● Directions: Repeat the records word for word, excluding any picture.

*** Record extracts ***

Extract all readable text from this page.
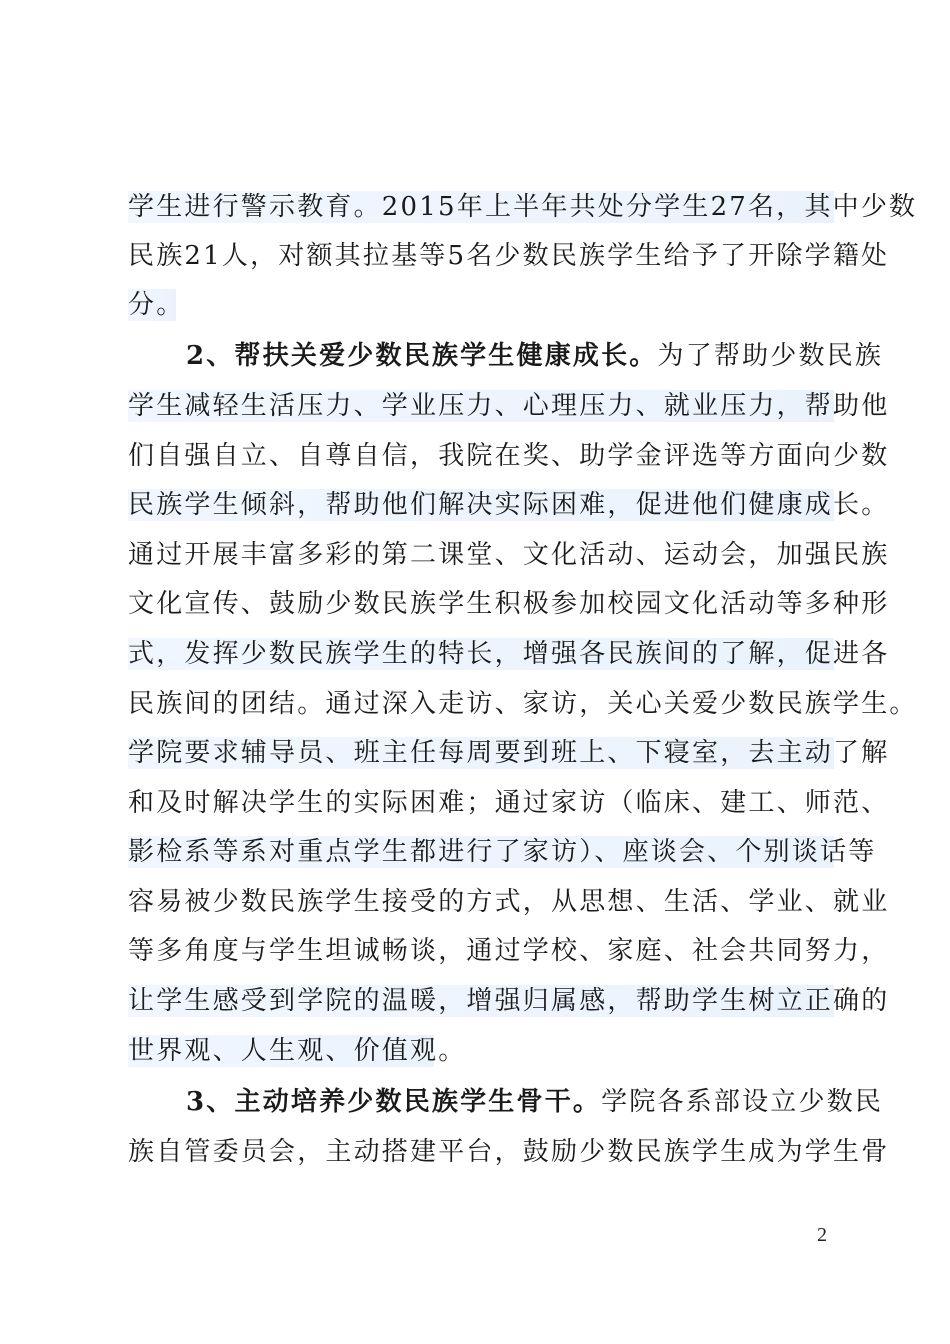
学生进行警示教育。2015年上半年共处分学生27名，其中少数
民族21人，对额其拉基等5名少数民族学生给予了开除学籍处
分。
2、帮扶关爱少数民族学生健康成长。为了帮助少数民族
学生减轻生活压力、学业压力、心理压力、就业压力，帮助他
们自强自立、自尊自信，我院在奖、助学金评选等方面向少数
民族学生倾斜，帮助他们解决实际困难，促进他们健康成长。
通过开展丰富多彩的第二课堂、文化活动、运动会，加强民族
文化宣传、鼓励少数民族学生积极参加校园文化活动等多种形
式，发挥少数民族学生的特长，增强各民族间的了解，促进各
民族间的团结。通过深入走访、家访，关心关爱少数民族学生。
学院要求辅导员、班主任每周要到班上、下寝室，去主动了解
和及时解决学生的实际困难；通过家访（临床、建工、师范、
影检系等系对重点学生都进行了家访）、座谈会、个别谈话等
容易被少数民族学生接受的方式，从思想、生活、学业、就业
等多角度与学生坦诚畅谈，通过学校、家庭、社会共同努力，
让学生感受到学院的温暖，增强归属感，帮助学生树立正确的
世界观、人生观、价值观。
3、主动培养少数民族学生骨干。学院各系部设立少数民
族自管委员会，主动搭建平台，鼓励少数民族学生成为学生骨
2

***

● Answer to this problem:
Extract all readable text from this page.
学生进行警示教育。2015年上半年共处分学生27名，其中少数
民族21人，对额其拉基等5名少数民族学生给予了开除学籍处
分。
2、帮扶关爱少数民族学生健康成长。为了帮助少数民族
学生减轻生活压力、学业压力、心理压力、就业压力，帮助他
们自强自立、自尊自信，我院在奖、助学金评选等方面向少数
民族学生倾斜，帮助他们解决实际困难，促进他们健康成长。
通过开展丰富多彩的第二课堂、文化活动、运动会，加强民族
文化宣传、鼓励少数民族学生积极参加校园文化活动等多种形
式，发挥少数民族学生的特长，增强各民族间的了解，促进各
民族间的团结。通过深入走访、家访，关心关爱少数民族学生。
学院要求辅导员、班主任每周要到班上、下寝室，去主动了解
和及时解决学生的实际困难；通过家访（临床、建工、师范、
影检系等系对重点学生都进行了家访）、座谈会、个别谈话等
容易被少数民族学生接受的方式，从思想、生活、学业、就业
等多角度与学生坦诚畅谈，通过学校、家庭、社会共同努力，
让学生感受到学院的温暖，增强归属感，帮助学生树立正确的
世界观、人生观、价值观。
3、主动培养少数民族学生骨干。学院各系部设立少数民
族自管委员会，主动搭建平台，鼓励少数民族学生成为学生骨
2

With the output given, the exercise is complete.